- _The exercise_:
Return the material word for word. Do not include pictures.

(Source records)
+++++
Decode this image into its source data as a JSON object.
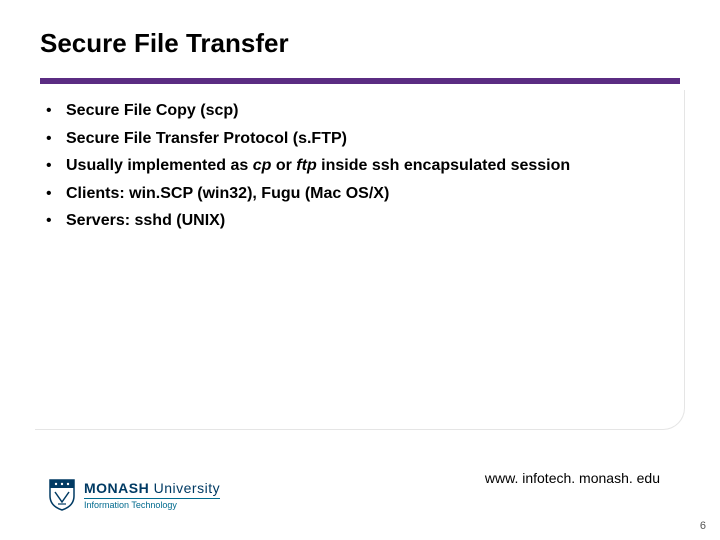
{
  "title": "Secure File Transfer",
  "bullets": [
    {
      "pre": "Secure File Copy (scp)",
      "em": "",
      "post": ""
    },
    {
      "pre": "Secure File Transfer Protocol (s.FTP)",
      "em": "",
      "post": ""
    },
    {
      "pre": "Usually implemented as ",
      "em": "cp",
      "mid": " or ",
      "em2": "ftp",
      "post": " inside ssh encapsulated session"
    },
    {
      "pre": "Clients: win.SCP (win32), Fugu (Mac OS/X)",
      "em": "",
      "post": ""
    },
    {
      "pre": "Servers: sshd (UNIX)",
      "em": "",
      "post": ""
    }
  ],
  "footer": {
    "url": "www. infotech. monash. edu",
    "page_number": "6",
    "logo_main_bold": "MONASH",
    "logo_main_rest": " University",
    "logo_sub": "Information Technology"
  },
  "colors": {
    "rule": "#5b2c82",
    "logo_blue": "#003a63",
    "logo_teal": "#006a8e"
  }
}
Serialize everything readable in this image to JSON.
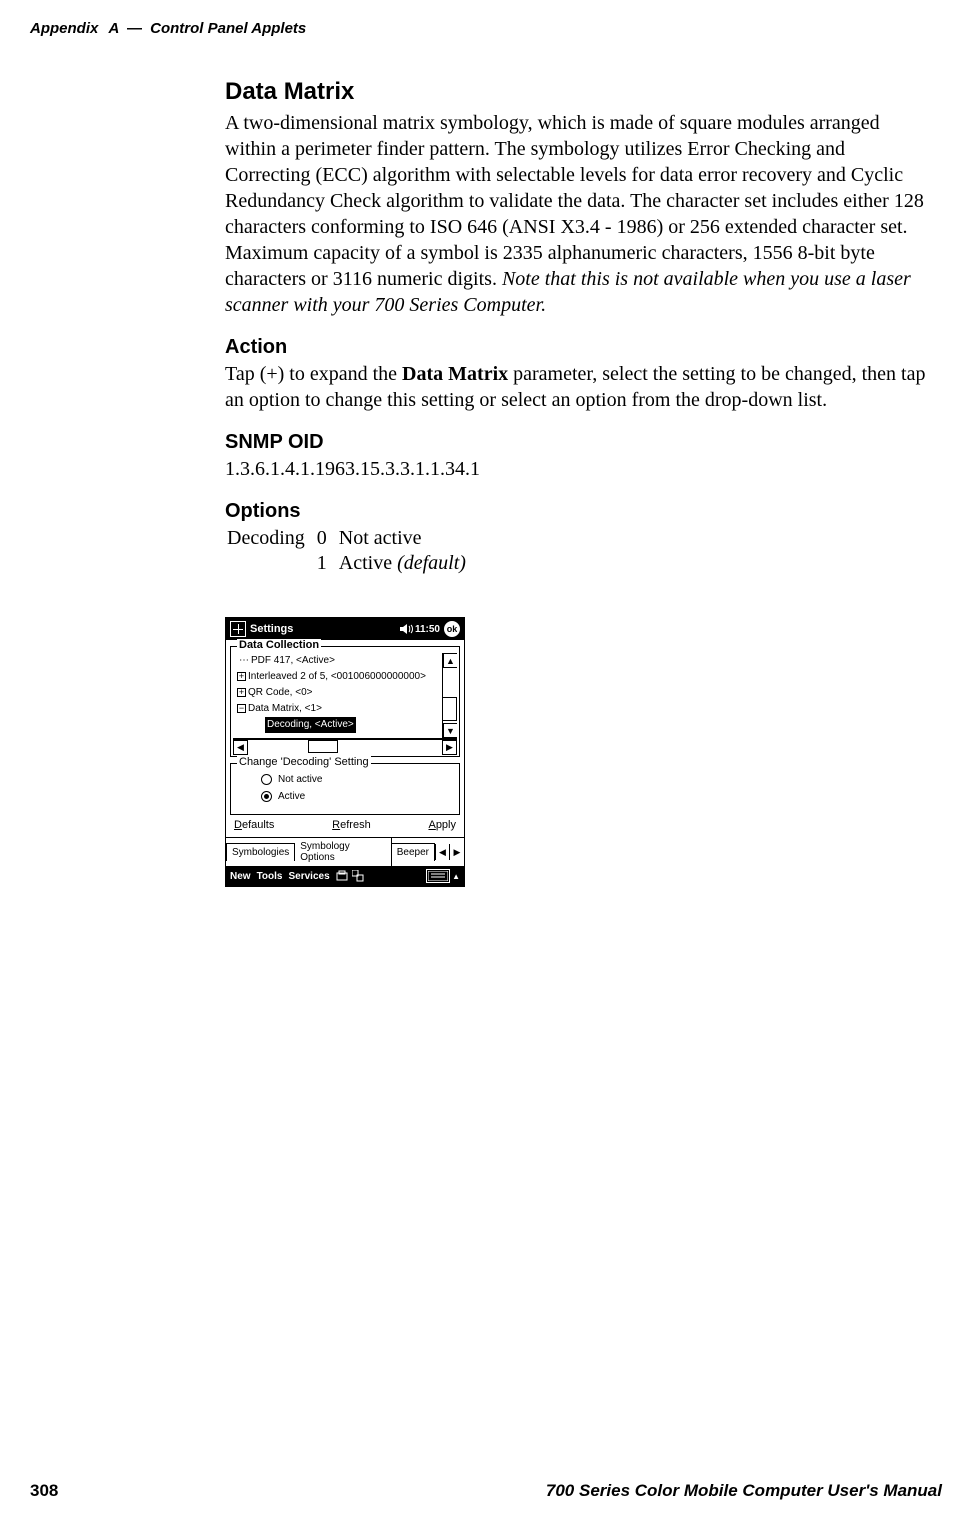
{
  "header": {
    "appendix": "Appendix",
    "appendix_letter": "A",
    "dash": "—",
    "section": "Control Panel Applets"
  },
  "section": {
    "title": "Data Matrix",
    "body_1": "A two-dimensional matrix symbology, which is made of square modules arranged within a perimeter finder pattern. The symbology utilizes Error Checking and Correcting (ECC) algorithm with selectable levels for data error recovery and Cyclic Redundancy Check algorithm to validate the data. The character set includes either 128 characters conforming to ISO 646 (ANSI X3.4 - 1986) or 256 extended character set. Maximum capacity of a symbol is 2335 alphanumeric characters, 1556 8-bit byte characters or 3116 numeric digits. ",
    "body_1_ital": "Note that this is not available when you use a laser scanner with your 700 Series Computer.",
    "action_head": "Action",
    "action_body_pre": "Tap (+) to expand the ",
    "action_body_bold": "Data Matrix",
    "action_body_post": " parameter, select the setting to be changed, then tap an option to change this setting or select an option from the drop-down list.",
    "snmp_head": "SNMP OID",
    "snmp_value": "1.3.6.1.4.1.1963.15.3.3.1.1.34.1",
    "options_head": "Options",
    "options": {
      "param": "Decoding",
      "rows": [
        {
          "value": "0",
          "label": "Not active"
        },
        {
          "value": "1",
          "label_pre": "Active ",
          "label_ital": "(default)"
        }
      ]
    }
  },
  "screenshot": {
    "titlebar": {
      "app": "Settings",
      "time": "11:50",
      "ok": "ok"
    },
    "group_title": "Data Collection",
    "tree": [
      {
        "glyph": "⋯",
        "label": "PDF 417, <Active>"
      },
      {
        "glyph": "+",
        "label": "Interleaved 2 of 5, <001006000000000>"
      },
      {
        "glyph": "+",
        "label": "QR Code, <0>"
      },
      {
        "glyph": "−",
        "label": "Data Matrix, <1>"
      },
      {
        "child": true,
        "label": "Decoding, <Active>",
        "selected": true
      }
    ],
    "setting": {
      "legend": "Change 'Decoding' Setting",
      "radios": [
        {
          "label": "Not active",
          "checked": false
        },
        {
          "label": "Active",
          "checked": true
        }
      ]
    },
    "buttons": {
      "defaults": "Defaults",
      "refresh": "Refresh",
      "apply": "Apply"
    },
    "tabs": [
      "Symbologies",
      "Symbology Options",
      "Beeper"
    ],
    "bottombar": {
      "menus": [
        "New",
        "Tools",
        "Services"
      ]
    }
  },
  "footer": {
    "page": "308",
    "doc": "700 Series Color Mobile Computer User's Manual"
  }
}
+++++
- _Task output_:
Decode this image into its source data as a JSON object.
{
  "title": "Secure File Transfer",
  "bullets": [
    {
      "pre": "Secure File Copy (scp)",
      "em": "",
      "post": ""
    },
    {
      "pre": "Secure File Transfer Protocol (s.FTP)",
      "em": "",
      "post": ""
    },
    {
      "pre": "Usually implemented as ",
      "em": "cp",
      "mid": " or ",
      "em2": "ftp",
      "post": " inside ssh encapsulated session"
    },
    {
      "pre": "Clients: win.SCP (win32), Fugu (Mac OS/X)",
      "em": "",
      "post": ""
    },
    {
      "pre": "Servers: sshd (UNIX)",
      "em": "",
      "post": ""
    }
  ],
  "footer": {
    "url": "www. infotech. monash. edu",
    "page_number": "6",
    "logo_main_bold": "MONASH",
    "logo_main_rest": " University",
    "logo_sub": "Information Technology"
  },
  "colors": {
    "rule": "#5b2c82",
    "logo_blue": "#003a63",
    "logo_teal": "#006a8e"
  }
}
Serialize everything readable in this image to JSON.
{
  "header": {
    "appendix": "Appendix",
    "appendix_letter": "A",
    "dash": "—",
    "section": "Control Panel Applets"
  },
  "section": {
    "title": "Data Matrix",
    "body_1": "A two-dimensional matrix symbology, which is made of square modules arranged within a perimeter finder pattern. The symbology utilizes Error Checking and Correcting (ECC) algorithm with selectable levels for data error recovery and Cyclic Redundancy Check algorithm to validate the data. The character set includes either 128 characters conforming to ISO 646 (ANSI X3.4 - 1986) or 256 extended character set. Maximum capacity of a symbol is 2335 alphanumeric characters, 1556 8-bit byte characters or 3116 numeric digits. ",
    "body_1_ital": "Note that this is not available when you use a laser scanner with your 700 Series Computer.",
    "action_head": "Action",
    "action_body_pre": "Tap (+) to expand the ",
    "action_body_bold": "Data Matrix",
    "action_body_post": " parameter, select the setting to be changed, then tap an option to change this setting or select an option from the drop-down list.",
    "snmp_head": "SNMP OID",
    "snmp_value": "1.3.6.1.4.1.1963.15.3.3.1.1.34.1",
    "options_head": "Options",
    "options": {
      "param": "Decoding",
      "rows": [
        {
          "value": "0",
          "label": "Not active"
        },
        {
          "value": "1",
          "label_pre": "Active ",
          "label_ital": "(default)"
        }
      ]
    }
  },
  "screenshot": {
    "titlebar": {
      "app": "Settings",
      "time": "11:50",
      "ok": "ok"
    },
    "group_title": "Data Collection",
    "tree": [
      {
        "glyph": "⋯",
        "label": "PDF 417, <Active>"
      },
      {
        "glyph": "+",
        "label": "Interleaved 2 of 5, <001006000000000>"
      },
      {
        "glyph": "+",
        "label": "QR Code, <0>"
      },
      {
        "glyph": "−",
        "label": "Data Matrix, <1>"
      },
      {
        "child": true,
        "label": "Decoding, <Active>",
        "selected": true
      }
    ],
    "setting": {
      "legend": "Change 'Decoding' Setting",
      "radios": [
        {
          "label": "Not active",
          "checked": false
        },
        {
          "label": "Active",
          "checked": true
        }
      ]
    },
    "buttons": {
      "defaults": "Defaults",
      "refresh": "Refresh",
      "apply": "Apply"
    },
    "tabs": [
      "Symbologies",
      "Symbology Options",
      "Beeper"
    ],
    "bottombar": {
      "menus": [
        "New",
        "Tools",
        "Services"
      ]
    }
  },
  "footer": {
    "page": "308",
    "doc": "700 Series Color Mobile Computer User's Manual"
  }
}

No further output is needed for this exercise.